--- Material shown ---
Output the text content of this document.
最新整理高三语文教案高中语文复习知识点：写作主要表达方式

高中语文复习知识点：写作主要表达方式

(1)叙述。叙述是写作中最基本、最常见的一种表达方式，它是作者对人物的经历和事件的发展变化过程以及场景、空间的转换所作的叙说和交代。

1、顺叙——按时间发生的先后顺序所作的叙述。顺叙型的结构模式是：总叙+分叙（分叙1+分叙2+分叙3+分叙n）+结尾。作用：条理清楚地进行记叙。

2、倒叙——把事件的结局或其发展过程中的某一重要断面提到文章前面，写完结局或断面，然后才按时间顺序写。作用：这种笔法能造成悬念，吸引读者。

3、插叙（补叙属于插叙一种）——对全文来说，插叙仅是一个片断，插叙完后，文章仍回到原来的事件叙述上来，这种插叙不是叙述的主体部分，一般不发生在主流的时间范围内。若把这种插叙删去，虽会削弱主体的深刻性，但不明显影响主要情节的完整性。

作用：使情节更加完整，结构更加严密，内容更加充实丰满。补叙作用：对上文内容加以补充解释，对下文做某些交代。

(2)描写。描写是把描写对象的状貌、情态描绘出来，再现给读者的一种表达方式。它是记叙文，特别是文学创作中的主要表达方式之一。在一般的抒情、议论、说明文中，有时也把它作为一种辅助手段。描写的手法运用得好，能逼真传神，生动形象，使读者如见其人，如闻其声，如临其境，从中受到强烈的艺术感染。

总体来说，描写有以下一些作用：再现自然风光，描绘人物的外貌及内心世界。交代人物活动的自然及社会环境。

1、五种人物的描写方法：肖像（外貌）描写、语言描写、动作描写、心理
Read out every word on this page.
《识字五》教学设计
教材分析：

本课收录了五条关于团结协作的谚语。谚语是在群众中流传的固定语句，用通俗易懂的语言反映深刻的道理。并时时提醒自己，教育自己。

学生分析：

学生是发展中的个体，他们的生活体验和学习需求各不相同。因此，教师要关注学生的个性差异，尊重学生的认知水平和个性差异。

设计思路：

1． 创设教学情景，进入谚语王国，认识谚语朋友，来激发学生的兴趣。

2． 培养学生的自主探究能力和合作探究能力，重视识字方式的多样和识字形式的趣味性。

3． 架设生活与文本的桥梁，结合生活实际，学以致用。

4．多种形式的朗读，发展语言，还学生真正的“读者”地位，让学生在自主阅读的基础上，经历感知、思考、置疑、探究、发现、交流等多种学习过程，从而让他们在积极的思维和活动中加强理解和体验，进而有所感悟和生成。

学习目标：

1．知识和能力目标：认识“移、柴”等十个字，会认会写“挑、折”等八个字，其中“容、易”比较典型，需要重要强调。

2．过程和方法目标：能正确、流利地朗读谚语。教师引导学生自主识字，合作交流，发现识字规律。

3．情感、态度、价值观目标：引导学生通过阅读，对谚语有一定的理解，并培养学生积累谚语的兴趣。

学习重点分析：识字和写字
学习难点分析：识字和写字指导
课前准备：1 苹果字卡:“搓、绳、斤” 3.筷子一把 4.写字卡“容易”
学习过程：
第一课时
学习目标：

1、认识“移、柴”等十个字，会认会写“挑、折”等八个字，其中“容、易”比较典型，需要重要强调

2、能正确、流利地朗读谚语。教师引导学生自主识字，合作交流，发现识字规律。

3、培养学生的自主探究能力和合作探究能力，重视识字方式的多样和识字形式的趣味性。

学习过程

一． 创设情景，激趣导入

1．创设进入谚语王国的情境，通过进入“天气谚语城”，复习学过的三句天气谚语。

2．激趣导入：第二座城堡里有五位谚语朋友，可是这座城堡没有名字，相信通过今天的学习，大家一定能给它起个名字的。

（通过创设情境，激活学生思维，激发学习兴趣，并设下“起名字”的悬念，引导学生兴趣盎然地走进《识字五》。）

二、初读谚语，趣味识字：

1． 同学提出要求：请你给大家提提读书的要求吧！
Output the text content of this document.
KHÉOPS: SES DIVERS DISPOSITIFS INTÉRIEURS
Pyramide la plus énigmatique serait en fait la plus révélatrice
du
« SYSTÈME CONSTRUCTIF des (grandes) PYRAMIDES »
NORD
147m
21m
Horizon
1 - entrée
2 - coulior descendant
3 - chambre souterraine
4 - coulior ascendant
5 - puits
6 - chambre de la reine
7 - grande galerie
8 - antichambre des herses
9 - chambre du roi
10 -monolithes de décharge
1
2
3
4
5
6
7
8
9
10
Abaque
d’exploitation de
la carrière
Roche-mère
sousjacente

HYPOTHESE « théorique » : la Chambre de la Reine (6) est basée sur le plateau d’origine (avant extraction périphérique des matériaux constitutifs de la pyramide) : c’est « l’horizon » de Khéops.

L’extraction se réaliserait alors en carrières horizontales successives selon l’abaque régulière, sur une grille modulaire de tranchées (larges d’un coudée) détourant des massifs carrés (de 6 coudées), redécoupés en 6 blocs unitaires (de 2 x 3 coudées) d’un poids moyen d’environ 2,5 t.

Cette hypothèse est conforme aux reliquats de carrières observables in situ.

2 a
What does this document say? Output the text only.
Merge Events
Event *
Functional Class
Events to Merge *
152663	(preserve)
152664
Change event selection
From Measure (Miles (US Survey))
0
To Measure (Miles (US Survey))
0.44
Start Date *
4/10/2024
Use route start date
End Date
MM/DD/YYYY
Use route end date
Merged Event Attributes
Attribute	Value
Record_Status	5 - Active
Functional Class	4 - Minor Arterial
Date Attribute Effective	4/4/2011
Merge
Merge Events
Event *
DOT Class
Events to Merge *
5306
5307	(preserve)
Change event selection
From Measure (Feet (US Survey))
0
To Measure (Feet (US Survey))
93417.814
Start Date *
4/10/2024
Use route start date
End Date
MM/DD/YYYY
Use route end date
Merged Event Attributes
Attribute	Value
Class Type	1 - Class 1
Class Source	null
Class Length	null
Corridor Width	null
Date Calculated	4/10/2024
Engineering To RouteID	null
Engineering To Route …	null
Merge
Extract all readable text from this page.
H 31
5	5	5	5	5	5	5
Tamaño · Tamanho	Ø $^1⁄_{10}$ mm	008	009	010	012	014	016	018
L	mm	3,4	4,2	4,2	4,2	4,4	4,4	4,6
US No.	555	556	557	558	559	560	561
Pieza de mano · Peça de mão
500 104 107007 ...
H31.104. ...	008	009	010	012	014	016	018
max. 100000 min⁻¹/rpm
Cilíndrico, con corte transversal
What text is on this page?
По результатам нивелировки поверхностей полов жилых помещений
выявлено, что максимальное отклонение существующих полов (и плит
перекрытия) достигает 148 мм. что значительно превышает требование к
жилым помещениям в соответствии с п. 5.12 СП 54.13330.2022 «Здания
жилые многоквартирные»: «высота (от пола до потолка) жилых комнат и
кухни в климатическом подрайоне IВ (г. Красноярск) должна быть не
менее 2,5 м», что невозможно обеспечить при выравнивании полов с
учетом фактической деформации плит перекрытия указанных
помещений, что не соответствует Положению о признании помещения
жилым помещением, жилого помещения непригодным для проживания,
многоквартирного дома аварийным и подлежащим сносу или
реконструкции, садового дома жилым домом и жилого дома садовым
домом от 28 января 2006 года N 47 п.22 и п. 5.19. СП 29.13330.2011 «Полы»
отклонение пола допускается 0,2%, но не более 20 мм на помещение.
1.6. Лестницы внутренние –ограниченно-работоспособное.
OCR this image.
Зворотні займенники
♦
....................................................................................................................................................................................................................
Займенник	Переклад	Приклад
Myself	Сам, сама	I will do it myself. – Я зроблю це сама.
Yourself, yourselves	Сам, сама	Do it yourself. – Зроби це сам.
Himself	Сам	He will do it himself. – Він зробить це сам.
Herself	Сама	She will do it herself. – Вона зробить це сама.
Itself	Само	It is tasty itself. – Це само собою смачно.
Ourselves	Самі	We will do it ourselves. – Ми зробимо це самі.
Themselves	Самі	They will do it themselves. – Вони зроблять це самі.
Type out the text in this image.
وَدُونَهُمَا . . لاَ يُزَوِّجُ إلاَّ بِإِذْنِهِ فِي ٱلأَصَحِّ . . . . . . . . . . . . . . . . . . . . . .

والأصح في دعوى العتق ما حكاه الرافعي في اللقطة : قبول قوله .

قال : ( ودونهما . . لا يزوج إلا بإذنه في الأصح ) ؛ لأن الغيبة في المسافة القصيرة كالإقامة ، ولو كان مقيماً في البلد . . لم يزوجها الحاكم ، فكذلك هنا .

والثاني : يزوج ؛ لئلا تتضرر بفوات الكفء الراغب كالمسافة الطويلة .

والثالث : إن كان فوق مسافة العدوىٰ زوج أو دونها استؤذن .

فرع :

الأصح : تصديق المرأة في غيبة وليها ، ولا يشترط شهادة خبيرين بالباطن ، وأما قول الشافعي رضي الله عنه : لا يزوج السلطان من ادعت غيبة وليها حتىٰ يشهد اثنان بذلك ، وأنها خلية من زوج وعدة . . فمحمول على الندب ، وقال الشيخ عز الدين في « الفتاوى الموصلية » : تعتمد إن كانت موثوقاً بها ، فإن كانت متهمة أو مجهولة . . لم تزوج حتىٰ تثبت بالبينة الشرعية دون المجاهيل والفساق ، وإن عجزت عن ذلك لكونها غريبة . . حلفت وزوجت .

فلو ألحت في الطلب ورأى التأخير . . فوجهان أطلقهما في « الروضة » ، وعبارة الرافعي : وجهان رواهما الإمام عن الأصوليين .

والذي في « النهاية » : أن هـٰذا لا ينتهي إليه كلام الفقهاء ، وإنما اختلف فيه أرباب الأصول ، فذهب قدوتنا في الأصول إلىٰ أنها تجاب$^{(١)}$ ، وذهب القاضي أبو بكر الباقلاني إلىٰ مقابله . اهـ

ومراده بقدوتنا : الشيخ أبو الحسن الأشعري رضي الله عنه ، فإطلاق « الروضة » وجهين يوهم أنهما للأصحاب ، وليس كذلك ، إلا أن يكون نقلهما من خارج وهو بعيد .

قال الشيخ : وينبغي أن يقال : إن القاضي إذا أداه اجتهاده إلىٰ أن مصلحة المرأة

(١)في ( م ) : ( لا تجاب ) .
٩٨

--- What the task requires ---
Quote exactly what appears from the line containing "Type out the text in this image." through the final line of the listing above, including both of those lines.

--- Complete response ---
Type out the text in this image.
وَدُونَهُمَا . . لاَ يُزَوِّجُ إلاَّ بِإِذْنِهِ فِي ٱلأَصَحِّ . . . . . . . . . . . . . . . . . . . . . .

والأصح في دعوى العتق ما حكاه الرافعي في اللقطة : قبول قوله .

قال : ( ودونهما . . لا يزوج إلا بإذنه في الأصح ) ؛ لأن الغيبة في المسافة القصيرة كالإقامة ، ولو كان مقيماً في البلد . . لم يزوجها الحاكم ، فكذلك هنا .

والثاني : يزوج ؛ لئلا تتضرر بفوات الكفء الراغب كالمسافة الطويلة .

والثالث : إن كان فوق مسافة العدوىٰ زوج أو دونها استؤذن .

فرع :

الأصح : تصديق المرأة في غيبة وليها ، ولا يشترط شهادة خبيرين بالباطن ، وأما قول الشافعي رضي الله عنه : لا يزوج السلطان من ادعت غيبة وليها حتىٰ يشهد اثنان بذلك ، وأنها خلية من زوج وعدة . . فمحمول على الندب ، وقال الشيخ عز الدين في « الفتاوى الموصلية » : تعتمد إن كانت موثوقاً بها ، فإن كانت متهمة أو مجهولة . . لم تزوج حتىٰ تثبت بالبينة الشرعية دون المجاهيل والفساق ، وإن عجزت عن ذلك لكونها غريبة . . حلفت وزوجت .

فلو ألحت في الطلب ورأى التأخير . . فوجهان أطلقهما في « الروضة » ، وعبارة الرافعي : وجهان رواهما الإمام عن الأصوليين .

والذي في « النهاية » : أن هـٰذا لا ينتهي إليه كلام الفقهاء ، وإنما اختلف فيه أرباب الأصول ، فذهب قدوتنا في الأصول إلىٰ أنها تجاب$^{(١)}$ ، وذهب القاضي أبو بكر الباقلاني إلىٰ مقابله . اهـ

ومراده بقدوتنا : الشيخ أبو الحسن الأشعري رضي الله عنه ، فإطلاق « الروضة » وجهين يوهم أنهما للأصحاب ، وليس كذلك ، إلا أن يكون نقلهما من خارج وهو بعيد .

قال الشيخ : وينبغي أن يقال : إن القاضي إذا أداه اجتهاده إلىٰ أن مصلحة المرأة

(١)في ( م ) : ( لا تجاب ) .
٩٨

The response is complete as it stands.